PROMPT
Your answer is a single number: how many lines hold the word "камеры"?

DATA ENTRIES
================

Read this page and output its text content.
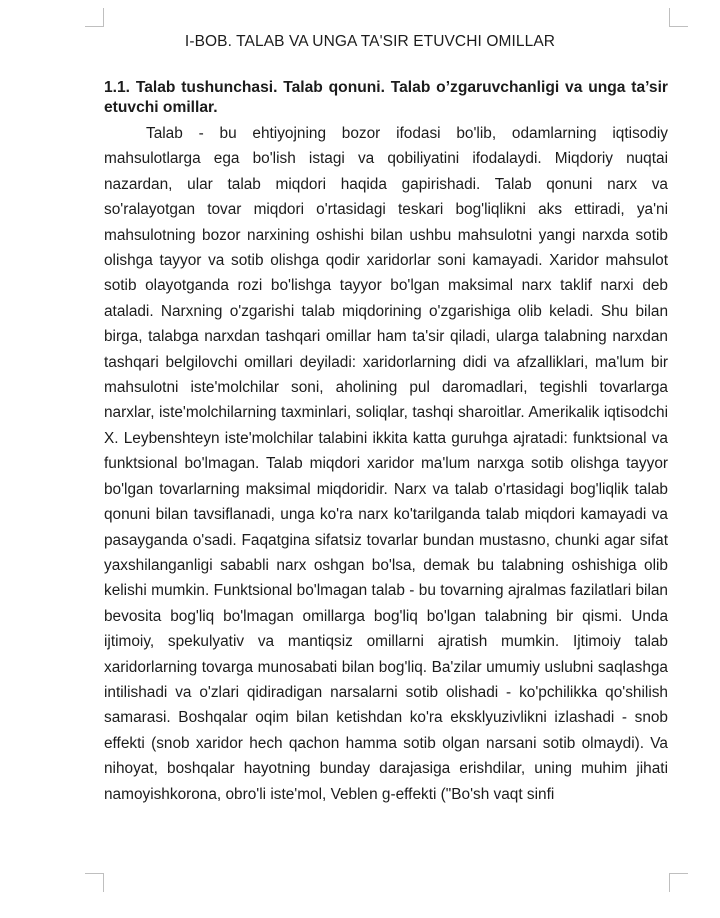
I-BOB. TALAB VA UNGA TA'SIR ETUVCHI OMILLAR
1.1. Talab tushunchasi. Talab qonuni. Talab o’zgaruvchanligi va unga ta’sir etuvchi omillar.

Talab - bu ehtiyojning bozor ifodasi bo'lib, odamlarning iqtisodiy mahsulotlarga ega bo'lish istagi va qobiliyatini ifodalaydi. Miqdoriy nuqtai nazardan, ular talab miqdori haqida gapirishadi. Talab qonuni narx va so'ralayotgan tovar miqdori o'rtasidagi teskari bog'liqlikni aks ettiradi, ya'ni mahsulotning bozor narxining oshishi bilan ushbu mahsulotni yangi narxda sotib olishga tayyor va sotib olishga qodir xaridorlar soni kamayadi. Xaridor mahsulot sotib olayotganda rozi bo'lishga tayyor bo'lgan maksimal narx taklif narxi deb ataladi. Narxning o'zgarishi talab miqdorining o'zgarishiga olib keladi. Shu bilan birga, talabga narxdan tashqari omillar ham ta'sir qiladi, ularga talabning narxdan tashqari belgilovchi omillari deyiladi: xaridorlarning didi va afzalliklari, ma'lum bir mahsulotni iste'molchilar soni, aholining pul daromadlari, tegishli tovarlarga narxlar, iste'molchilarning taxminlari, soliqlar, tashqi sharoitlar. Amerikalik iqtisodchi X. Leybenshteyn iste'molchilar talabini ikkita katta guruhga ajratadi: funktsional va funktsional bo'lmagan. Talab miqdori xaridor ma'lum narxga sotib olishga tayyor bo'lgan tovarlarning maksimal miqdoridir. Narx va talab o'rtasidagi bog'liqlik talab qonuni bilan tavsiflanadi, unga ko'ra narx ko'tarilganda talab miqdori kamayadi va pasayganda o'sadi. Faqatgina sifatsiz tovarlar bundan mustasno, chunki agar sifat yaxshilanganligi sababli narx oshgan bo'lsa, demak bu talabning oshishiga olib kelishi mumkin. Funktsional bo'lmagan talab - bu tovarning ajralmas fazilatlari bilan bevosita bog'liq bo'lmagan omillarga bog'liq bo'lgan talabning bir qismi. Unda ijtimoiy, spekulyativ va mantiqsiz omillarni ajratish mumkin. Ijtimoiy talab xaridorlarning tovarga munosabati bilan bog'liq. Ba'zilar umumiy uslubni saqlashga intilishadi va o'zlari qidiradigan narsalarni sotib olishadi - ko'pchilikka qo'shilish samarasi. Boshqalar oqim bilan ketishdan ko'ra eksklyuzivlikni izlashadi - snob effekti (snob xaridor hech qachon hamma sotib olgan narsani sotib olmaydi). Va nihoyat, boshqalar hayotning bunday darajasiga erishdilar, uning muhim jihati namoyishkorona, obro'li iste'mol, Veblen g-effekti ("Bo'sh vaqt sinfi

================

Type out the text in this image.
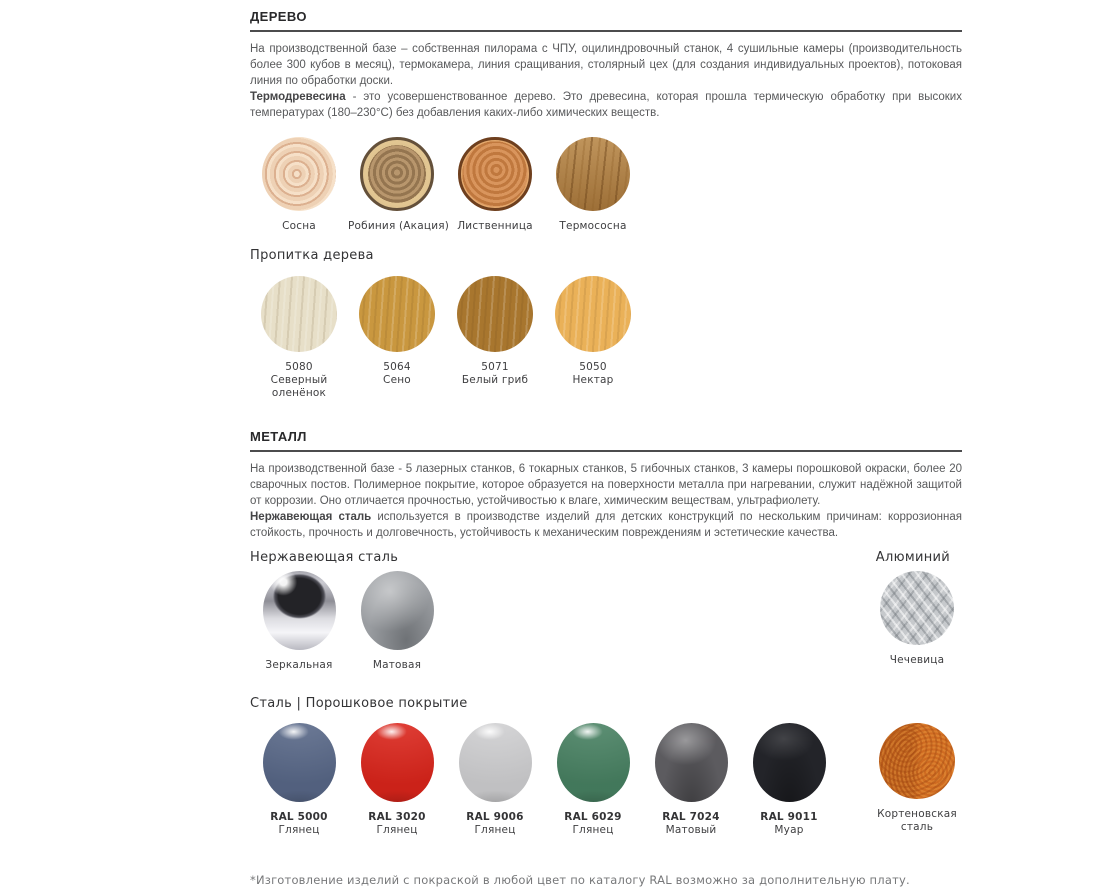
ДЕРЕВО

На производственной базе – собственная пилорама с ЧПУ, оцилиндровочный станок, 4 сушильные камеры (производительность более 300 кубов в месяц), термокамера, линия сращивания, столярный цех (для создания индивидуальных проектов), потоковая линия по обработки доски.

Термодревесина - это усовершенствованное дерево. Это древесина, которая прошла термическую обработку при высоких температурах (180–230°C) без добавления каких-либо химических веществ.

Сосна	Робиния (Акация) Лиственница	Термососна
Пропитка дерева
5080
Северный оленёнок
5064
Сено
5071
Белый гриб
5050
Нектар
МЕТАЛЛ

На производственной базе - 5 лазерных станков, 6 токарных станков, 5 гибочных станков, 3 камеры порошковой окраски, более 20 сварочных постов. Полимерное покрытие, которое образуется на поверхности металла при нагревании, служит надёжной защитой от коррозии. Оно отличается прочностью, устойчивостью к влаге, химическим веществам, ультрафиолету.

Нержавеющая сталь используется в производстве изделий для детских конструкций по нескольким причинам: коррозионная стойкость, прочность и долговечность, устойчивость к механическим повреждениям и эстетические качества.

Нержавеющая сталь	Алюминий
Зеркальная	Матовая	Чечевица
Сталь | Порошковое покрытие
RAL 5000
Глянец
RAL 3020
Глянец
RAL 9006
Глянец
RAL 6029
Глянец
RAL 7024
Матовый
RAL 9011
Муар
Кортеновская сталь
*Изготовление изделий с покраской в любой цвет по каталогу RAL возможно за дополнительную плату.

================

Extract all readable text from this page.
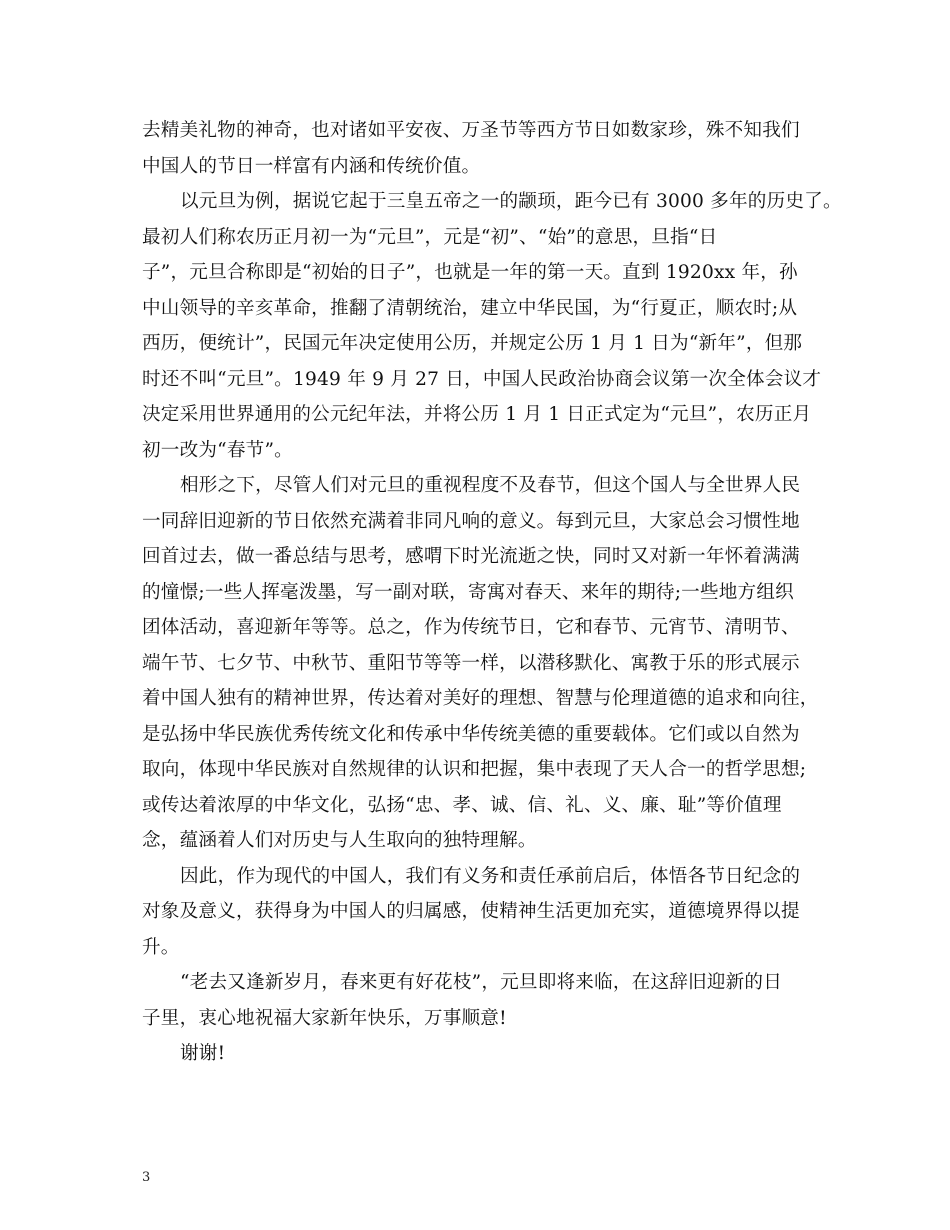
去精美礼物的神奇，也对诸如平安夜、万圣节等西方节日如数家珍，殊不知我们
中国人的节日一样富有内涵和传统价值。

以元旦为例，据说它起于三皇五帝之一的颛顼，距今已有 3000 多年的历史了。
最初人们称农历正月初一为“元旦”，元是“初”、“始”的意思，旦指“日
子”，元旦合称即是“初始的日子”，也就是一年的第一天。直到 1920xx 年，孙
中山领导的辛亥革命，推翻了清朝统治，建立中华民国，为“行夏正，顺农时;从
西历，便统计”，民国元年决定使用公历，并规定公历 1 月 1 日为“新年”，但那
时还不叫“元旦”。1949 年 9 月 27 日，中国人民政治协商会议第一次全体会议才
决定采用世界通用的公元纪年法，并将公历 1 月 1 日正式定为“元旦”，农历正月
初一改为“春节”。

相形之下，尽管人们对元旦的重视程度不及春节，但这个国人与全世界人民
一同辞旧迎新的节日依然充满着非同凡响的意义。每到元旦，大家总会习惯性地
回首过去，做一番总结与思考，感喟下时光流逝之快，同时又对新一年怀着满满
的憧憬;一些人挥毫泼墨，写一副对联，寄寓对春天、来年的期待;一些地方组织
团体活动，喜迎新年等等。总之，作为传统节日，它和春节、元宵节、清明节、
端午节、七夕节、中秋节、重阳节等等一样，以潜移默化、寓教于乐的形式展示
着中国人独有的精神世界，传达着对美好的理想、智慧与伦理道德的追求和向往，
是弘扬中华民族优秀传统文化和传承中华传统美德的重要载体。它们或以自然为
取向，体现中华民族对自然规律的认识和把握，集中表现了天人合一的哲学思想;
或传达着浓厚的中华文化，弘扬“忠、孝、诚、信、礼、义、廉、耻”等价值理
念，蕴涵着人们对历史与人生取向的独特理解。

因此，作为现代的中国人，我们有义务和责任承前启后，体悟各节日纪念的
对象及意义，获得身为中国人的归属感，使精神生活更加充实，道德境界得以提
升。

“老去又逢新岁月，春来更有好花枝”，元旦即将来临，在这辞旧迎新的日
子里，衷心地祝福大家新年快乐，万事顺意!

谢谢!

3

================

RESPONSE FOR THIS EXERCISE
2